Collected data
-------

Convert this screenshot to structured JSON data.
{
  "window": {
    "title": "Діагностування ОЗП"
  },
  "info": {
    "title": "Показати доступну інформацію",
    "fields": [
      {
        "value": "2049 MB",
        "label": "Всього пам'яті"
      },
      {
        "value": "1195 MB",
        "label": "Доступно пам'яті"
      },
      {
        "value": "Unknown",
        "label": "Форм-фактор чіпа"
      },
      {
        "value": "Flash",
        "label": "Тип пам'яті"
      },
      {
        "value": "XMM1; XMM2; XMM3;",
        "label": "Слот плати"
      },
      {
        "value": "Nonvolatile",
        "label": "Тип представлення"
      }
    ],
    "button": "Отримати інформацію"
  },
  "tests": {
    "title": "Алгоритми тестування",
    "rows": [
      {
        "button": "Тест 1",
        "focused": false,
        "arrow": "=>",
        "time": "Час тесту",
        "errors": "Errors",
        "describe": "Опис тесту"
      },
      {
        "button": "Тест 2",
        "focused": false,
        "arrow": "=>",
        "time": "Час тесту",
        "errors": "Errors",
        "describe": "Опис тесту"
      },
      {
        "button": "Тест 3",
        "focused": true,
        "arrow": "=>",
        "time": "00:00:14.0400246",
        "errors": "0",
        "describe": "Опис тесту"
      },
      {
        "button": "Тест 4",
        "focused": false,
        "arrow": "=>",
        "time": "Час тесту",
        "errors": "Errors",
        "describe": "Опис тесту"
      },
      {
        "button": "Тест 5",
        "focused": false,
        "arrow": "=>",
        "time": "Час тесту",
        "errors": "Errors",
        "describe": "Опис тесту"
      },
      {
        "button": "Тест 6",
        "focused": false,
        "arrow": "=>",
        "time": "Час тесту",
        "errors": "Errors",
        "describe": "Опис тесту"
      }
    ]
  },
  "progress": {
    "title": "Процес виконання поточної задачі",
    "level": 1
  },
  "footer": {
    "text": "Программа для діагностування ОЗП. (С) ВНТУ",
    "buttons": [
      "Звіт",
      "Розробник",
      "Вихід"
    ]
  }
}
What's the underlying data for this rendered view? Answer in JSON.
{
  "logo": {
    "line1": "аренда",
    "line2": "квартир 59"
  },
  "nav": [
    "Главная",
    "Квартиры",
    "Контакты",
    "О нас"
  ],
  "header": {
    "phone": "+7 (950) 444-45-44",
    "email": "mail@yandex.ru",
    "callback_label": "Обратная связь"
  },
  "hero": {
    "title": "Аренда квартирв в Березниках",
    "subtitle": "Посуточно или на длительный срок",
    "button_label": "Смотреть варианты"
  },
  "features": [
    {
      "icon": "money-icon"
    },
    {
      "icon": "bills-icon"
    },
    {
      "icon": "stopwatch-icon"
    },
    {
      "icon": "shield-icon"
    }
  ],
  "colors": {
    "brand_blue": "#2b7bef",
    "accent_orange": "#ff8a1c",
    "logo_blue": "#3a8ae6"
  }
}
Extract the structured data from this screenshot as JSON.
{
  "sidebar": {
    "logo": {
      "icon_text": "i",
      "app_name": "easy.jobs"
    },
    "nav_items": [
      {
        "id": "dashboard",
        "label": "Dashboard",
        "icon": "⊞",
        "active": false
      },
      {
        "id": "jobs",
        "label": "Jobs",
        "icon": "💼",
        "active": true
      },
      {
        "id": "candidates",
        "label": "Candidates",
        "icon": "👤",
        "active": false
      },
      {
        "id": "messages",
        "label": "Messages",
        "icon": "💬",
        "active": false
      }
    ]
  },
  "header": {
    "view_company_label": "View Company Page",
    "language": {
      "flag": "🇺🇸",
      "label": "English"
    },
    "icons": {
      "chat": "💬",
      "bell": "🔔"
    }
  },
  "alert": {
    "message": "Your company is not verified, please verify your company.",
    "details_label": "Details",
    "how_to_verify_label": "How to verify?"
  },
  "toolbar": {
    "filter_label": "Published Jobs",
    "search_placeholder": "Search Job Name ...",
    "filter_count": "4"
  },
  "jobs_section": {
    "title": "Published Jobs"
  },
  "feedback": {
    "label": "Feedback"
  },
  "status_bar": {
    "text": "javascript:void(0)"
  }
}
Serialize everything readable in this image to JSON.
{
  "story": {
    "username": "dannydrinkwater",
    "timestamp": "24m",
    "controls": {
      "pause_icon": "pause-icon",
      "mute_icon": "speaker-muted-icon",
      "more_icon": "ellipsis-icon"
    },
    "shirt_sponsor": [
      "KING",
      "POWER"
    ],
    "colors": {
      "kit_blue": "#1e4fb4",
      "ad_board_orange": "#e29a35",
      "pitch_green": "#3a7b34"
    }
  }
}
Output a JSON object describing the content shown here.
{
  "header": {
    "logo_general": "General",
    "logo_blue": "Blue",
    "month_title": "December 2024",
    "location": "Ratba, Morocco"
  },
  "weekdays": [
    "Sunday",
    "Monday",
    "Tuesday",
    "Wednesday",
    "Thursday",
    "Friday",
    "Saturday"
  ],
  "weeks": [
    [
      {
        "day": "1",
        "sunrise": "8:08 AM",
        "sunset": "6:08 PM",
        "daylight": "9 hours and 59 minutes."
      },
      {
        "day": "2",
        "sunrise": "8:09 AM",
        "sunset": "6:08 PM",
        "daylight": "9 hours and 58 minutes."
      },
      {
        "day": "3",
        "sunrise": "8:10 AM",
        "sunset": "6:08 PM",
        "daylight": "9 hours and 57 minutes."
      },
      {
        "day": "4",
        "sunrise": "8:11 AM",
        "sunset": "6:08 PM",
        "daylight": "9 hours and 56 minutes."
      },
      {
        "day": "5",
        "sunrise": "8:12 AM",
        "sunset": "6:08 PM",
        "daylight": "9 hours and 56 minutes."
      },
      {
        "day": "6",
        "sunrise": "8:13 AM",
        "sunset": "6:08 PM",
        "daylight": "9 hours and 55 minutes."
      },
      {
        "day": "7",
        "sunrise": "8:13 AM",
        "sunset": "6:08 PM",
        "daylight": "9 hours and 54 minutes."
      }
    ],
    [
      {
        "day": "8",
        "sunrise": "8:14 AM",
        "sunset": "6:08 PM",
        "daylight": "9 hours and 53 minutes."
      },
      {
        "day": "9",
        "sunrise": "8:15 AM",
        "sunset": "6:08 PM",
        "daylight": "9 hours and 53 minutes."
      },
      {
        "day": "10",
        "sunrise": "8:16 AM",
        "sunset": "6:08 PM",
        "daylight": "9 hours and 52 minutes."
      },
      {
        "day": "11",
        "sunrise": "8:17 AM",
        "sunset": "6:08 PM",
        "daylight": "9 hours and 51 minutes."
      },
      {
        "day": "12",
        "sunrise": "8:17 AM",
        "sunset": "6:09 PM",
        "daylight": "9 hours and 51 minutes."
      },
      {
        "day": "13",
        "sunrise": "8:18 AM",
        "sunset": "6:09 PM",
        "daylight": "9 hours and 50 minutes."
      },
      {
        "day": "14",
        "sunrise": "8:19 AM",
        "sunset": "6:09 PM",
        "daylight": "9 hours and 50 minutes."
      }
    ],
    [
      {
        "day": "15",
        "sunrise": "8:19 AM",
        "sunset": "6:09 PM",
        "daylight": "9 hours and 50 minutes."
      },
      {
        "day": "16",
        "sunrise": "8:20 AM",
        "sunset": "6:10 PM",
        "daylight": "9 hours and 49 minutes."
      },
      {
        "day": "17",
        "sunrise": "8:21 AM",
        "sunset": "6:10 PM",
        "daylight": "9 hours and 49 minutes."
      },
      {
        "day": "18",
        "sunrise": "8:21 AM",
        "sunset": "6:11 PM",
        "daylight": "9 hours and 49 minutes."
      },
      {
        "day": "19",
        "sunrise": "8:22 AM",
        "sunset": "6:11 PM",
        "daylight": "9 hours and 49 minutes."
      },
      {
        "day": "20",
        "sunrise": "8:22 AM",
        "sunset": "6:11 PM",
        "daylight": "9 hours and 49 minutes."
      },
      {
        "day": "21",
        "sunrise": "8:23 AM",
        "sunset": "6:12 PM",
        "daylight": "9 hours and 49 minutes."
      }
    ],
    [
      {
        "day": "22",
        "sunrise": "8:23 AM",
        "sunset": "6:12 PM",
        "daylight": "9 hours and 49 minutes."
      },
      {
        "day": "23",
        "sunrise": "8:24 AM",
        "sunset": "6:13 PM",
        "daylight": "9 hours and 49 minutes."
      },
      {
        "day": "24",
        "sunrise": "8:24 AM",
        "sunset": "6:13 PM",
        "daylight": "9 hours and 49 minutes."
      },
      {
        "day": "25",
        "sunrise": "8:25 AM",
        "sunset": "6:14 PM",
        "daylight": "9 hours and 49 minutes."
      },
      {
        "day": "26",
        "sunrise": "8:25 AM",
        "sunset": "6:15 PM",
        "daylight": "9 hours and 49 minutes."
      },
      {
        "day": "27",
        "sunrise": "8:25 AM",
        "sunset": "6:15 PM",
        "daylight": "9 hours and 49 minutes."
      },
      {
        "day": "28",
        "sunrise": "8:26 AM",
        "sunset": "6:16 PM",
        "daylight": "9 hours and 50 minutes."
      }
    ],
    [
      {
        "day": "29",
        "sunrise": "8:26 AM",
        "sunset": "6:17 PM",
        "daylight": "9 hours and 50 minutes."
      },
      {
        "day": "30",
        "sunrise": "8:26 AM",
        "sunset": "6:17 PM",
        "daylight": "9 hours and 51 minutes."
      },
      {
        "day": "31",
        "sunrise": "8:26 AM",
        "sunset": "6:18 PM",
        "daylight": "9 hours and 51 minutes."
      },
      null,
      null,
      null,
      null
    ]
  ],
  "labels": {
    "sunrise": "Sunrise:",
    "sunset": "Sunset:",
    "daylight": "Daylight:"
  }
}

-------

Work to do
Gather every line from the listing above in which "Published" appears, and copy those lines.

Completed task
    "filter_label": "Published Jobs",
    "title": "Published Jobs"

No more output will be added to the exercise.